- Task details:
Select, from the data, each line where "caption" occurs.

(Records excerpted from a collection)
>>>

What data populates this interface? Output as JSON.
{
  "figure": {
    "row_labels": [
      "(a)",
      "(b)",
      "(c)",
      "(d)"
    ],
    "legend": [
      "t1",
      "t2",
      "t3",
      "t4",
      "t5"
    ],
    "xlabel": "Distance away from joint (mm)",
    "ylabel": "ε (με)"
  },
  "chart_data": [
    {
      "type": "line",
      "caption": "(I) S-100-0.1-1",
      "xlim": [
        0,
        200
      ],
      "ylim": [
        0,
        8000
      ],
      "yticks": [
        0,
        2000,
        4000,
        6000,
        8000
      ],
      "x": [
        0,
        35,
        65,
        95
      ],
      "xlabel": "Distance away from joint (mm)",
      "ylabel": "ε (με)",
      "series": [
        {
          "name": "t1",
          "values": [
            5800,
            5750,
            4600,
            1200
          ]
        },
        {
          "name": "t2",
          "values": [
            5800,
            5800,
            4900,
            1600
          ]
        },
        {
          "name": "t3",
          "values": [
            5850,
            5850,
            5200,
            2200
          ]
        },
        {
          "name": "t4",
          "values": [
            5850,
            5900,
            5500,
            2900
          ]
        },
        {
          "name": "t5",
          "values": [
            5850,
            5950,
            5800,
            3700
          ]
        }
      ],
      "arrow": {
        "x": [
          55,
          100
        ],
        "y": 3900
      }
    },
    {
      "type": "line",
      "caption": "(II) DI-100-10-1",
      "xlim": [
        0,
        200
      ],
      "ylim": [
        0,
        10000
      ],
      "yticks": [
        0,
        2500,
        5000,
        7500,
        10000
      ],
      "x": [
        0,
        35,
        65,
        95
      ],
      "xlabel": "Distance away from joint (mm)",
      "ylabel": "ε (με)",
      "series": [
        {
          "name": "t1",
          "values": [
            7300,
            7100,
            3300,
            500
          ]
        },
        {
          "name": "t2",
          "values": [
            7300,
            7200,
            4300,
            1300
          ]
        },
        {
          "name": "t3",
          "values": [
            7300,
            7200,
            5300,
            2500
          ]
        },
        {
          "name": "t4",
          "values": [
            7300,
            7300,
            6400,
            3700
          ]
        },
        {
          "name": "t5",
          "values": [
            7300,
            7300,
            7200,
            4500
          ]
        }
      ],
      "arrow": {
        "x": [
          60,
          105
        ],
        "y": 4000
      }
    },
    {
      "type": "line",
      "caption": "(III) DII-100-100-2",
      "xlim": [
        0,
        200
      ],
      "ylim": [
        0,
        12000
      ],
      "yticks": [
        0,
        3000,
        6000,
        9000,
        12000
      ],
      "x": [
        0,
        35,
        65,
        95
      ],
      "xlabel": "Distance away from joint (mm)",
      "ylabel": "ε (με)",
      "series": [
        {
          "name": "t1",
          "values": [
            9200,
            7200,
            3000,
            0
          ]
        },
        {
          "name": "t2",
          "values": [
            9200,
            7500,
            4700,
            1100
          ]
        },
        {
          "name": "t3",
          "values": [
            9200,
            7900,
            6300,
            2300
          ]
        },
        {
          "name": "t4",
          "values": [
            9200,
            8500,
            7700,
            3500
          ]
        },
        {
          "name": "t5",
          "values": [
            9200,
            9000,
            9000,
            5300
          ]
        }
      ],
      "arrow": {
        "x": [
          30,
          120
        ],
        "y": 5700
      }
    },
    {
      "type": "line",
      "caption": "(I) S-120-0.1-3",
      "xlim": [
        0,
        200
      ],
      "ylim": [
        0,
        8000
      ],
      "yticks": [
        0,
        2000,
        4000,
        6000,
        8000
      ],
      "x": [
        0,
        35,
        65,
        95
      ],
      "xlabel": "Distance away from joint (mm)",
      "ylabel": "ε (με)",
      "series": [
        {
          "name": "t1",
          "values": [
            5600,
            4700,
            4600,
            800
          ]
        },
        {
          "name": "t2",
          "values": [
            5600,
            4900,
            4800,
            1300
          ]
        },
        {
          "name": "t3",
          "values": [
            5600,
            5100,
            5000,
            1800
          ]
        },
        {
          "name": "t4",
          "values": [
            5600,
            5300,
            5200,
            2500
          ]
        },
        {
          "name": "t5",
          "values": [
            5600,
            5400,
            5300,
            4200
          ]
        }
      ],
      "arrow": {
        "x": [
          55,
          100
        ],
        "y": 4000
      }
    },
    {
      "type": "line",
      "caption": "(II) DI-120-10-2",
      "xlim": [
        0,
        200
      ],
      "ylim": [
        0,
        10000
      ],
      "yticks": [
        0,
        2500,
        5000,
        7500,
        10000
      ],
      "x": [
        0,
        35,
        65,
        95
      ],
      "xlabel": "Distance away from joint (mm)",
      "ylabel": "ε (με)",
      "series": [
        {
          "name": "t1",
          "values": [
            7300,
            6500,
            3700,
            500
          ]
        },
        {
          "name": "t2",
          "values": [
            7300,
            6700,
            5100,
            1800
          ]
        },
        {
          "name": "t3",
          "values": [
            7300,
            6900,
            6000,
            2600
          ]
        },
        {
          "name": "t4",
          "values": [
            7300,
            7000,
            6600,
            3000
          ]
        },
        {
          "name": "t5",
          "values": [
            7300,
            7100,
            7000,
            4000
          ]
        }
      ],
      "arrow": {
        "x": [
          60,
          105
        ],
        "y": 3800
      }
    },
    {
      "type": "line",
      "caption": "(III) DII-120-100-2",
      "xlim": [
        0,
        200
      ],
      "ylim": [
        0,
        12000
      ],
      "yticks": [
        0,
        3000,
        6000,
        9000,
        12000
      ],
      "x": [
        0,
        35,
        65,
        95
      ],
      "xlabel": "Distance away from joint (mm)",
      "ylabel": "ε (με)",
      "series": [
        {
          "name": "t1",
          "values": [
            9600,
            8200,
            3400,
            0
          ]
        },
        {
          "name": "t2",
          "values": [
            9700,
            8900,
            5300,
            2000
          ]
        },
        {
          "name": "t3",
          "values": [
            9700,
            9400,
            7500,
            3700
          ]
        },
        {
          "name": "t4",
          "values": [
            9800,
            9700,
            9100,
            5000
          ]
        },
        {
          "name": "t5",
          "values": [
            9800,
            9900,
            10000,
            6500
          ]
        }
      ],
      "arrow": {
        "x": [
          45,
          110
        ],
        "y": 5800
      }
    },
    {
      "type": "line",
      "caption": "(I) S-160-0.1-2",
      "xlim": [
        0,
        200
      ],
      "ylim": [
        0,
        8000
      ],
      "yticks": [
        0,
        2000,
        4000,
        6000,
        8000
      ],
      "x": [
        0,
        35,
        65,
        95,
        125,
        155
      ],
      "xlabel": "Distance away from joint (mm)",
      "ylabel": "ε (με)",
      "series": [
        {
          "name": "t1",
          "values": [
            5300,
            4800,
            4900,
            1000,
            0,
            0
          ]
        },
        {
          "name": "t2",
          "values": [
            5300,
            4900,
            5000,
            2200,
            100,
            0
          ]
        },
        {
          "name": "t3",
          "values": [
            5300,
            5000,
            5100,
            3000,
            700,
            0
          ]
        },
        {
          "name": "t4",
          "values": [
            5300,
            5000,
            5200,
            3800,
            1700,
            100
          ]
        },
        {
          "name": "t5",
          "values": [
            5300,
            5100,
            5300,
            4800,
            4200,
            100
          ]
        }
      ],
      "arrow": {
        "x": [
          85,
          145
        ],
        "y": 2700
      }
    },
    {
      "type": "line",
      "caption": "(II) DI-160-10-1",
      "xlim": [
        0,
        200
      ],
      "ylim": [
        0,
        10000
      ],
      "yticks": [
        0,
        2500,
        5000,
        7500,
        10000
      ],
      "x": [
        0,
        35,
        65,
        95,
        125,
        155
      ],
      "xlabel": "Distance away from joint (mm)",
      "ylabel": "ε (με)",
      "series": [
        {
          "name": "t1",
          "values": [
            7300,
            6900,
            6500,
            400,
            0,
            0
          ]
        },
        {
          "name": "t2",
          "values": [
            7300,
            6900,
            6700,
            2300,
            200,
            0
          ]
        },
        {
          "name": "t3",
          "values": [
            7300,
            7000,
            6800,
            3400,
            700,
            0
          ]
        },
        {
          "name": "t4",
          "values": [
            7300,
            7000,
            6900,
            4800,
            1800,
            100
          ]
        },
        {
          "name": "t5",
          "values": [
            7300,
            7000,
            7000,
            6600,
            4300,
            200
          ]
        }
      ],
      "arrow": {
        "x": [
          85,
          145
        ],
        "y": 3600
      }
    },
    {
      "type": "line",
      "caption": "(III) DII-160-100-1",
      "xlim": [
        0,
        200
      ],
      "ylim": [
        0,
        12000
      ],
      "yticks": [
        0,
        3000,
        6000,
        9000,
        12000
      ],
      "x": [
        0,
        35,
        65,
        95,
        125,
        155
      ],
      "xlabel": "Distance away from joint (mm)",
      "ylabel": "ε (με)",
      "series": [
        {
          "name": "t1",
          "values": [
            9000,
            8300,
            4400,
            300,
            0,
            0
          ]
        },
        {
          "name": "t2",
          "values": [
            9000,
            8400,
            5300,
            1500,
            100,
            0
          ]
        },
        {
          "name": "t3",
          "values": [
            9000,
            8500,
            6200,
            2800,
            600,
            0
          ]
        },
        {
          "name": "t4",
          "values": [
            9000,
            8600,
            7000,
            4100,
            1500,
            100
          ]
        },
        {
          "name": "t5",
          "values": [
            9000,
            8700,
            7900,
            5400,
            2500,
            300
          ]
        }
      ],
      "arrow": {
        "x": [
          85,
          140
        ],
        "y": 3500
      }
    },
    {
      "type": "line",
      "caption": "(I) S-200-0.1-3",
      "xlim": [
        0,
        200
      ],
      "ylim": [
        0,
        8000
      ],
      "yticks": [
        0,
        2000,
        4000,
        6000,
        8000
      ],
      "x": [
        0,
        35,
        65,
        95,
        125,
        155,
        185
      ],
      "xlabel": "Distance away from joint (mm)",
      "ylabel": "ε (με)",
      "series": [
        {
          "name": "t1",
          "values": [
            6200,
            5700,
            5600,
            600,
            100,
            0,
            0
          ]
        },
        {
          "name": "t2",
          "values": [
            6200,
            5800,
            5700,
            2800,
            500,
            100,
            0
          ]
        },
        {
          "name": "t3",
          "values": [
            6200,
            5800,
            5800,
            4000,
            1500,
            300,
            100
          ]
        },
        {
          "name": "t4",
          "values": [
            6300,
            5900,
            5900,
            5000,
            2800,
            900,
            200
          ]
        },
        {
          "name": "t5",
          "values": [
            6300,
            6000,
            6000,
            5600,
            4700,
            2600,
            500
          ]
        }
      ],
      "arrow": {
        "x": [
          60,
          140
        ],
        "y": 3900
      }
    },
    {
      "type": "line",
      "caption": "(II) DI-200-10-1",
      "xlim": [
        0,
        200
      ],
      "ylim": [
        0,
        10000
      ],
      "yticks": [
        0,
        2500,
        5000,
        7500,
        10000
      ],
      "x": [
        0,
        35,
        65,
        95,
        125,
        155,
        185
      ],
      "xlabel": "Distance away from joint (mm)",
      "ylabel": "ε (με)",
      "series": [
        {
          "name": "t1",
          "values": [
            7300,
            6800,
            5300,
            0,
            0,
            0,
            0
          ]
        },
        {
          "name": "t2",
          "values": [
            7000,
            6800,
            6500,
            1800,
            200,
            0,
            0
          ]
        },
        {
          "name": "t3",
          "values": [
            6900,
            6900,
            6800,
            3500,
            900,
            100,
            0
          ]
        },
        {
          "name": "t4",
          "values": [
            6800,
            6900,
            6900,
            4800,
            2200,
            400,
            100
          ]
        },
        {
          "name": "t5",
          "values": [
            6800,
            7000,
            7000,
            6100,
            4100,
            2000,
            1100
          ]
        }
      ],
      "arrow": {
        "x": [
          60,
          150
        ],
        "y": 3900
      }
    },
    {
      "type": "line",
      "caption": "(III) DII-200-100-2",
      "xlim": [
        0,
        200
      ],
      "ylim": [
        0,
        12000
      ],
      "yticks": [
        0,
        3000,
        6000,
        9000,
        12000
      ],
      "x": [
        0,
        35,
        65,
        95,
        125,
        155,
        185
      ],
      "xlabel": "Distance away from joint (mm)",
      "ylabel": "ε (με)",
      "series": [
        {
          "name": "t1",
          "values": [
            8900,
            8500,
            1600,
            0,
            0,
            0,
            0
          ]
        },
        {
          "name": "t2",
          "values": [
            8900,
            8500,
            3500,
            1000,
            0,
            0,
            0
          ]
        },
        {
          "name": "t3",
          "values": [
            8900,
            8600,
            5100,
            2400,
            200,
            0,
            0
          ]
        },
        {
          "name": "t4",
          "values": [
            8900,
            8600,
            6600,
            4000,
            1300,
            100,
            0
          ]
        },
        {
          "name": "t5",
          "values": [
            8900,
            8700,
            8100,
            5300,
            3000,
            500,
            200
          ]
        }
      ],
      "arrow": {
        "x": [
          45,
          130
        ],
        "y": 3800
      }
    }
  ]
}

<<<

- Exercise output:
      "caption": "(I) S-100-0.1-1",
      "caption": "(II) DI-100-10-1",
      "caption": "(III) DII-100-100-2",
      "caption": "(I) S-120-0.1-3",
      "caption": "(II) DI-120-10-2",
      "caption": "(III) DII-120-100-2",
      "caption": "(I) S-160-0.1-2",
      "caption": "(II) DI-160-10-1",
      "caption": "(III) DII-160-100-1",
      "caption": "(I) S-200-0.1-3",
      "caption": "(II) DI-200-10-1",
      "caption": "(III) DII-200-100-2",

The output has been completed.